### What is being asked
Extract, from the listing that follows, each line containing the word "poté".
* start Input data *
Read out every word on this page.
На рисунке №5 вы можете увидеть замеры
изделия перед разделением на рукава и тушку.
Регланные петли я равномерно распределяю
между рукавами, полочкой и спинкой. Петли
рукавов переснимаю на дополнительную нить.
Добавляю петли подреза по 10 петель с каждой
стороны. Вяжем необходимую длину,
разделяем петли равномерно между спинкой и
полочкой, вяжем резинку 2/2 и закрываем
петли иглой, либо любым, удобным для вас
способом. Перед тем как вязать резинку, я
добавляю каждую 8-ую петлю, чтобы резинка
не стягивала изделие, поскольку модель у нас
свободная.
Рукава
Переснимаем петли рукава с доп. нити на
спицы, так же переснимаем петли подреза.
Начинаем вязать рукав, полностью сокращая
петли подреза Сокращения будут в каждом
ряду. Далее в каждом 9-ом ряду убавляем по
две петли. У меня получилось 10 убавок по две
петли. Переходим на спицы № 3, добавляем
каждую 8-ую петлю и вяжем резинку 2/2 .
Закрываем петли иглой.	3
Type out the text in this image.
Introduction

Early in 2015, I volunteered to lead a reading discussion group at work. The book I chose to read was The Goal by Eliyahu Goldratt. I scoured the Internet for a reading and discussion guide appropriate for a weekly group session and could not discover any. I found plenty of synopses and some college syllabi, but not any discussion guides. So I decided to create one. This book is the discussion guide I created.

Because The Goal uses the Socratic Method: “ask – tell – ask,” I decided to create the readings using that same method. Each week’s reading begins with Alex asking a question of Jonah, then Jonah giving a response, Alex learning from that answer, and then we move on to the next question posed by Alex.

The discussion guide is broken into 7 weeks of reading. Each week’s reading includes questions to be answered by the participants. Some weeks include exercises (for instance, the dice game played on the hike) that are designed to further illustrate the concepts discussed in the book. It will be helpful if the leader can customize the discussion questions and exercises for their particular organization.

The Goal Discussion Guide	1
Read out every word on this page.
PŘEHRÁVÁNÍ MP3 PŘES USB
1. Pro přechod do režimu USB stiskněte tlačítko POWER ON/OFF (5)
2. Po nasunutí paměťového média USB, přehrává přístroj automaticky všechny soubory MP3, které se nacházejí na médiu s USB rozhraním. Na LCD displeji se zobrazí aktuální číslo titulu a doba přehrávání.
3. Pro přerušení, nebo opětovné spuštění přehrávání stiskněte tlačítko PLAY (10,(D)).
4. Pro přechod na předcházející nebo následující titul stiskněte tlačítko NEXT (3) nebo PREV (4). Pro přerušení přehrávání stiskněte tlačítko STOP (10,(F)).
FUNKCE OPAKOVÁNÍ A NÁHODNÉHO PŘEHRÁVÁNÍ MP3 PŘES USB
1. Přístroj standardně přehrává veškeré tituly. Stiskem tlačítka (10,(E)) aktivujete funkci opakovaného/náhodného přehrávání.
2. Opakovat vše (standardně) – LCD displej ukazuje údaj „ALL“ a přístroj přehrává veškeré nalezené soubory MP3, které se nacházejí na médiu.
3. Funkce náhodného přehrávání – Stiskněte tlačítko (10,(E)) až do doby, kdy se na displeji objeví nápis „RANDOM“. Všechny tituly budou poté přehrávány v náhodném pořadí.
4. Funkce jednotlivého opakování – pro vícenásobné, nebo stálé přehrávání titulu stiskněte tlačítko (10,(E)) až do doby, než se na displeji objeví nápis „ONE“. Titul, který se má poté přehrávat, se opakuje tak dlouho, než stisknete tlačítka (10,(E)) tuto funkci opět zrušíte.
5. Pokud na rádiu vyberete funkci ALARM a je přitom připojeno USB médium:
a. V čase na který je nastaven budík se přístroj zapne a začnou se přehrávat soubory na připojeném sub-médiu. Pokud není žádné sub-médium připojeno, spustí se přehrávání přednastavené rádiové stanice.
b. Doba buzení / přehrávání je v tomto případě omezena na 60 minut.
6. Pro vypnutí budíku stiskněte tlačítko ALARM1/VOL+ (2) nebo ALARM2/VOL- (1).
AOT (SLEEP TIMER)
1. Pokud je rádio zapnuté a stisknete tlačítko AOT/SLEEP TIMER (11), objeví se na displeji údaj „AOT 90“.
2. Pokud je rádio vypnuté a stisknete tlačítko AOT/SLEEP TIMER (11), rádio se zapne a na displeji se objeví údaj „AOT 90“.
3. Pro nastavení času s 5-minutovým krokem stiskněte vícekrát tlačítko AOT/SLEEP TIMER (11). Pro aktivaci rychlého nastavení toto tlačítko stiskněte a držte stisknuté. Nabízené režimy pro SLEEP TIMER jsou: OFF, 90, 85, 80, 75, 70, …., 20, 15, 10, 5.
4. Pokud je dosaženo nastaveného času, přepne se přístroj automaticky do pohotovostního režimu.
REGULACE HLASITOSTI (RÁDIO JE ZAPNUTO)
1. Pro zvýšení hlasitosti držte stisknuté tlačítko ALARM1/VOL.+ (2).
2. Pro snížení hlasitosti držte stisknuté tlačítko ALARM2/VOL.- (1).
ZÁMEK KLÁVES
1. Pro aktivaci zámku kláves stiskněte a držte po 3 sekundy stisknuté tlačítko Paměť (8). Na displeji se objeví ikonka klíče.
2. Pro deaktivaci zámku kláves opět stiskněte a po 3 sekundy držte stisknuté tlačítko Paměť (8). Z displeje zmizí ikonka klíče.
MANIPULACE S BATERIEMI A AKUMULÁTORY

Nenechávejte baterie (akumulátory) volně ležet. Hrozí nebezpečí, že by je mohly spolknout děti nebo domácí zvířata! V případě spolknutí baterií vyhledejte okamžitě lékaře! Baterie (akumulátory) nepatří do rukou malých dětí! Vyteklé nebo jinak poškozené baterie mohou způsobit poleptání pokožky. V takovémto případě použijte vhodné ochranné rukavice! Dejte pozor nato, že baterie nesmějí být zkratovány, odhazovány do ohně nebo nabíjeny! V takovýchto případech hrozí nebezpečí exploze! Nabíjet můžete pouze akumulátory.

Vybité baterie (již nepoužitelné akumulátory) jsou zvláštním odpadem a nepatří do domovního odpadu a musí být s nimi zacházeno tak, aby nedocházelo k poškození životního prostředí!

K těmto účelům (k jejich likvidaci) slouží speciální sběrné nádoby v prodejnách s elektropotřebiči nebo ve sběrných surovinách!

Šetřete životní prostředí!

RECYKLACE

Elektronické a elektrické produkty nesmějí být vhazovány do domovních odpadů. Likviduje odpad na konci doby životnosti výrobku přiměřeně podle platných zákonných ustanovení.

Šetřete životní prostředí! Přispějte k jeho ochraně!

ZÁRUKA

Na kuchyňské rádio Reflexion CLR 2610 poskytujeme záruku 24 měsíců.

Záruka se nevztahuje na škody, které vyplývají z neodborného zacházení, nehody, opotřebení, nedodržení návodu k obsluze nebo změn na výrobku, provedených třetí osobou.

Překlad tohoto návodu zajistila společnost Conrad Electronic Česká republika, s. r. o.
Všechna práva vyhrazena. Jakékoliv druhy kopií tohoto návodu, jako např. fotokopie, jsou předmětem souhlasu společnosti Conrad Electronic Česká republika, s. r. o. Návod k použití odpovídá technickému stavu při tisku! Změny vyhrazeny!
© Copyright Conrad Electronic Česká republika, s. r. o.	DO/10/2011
* end Input data *
### Correct output
3. Funkce náhodného přehrávání – Stiskněte tlačítko (10,(E)) až do doby, kdy se na displeji objeví nápis „RANDOM“. Všechny tituly budou poté přehrávány v náhodném pořadí.
4. Funkce jednotlivého opakování – pro vícenásobné, nebo stálé přehrávání titulu stiskněte tlačítko (10,(E)) až do doby, než se na displeji objeví nápis „ONE“. Titul, který se má poté přehrávat, se opakuje tak dlouho, než stisknete tlačítka (10,(E)) tuto funkci opět zrušíte.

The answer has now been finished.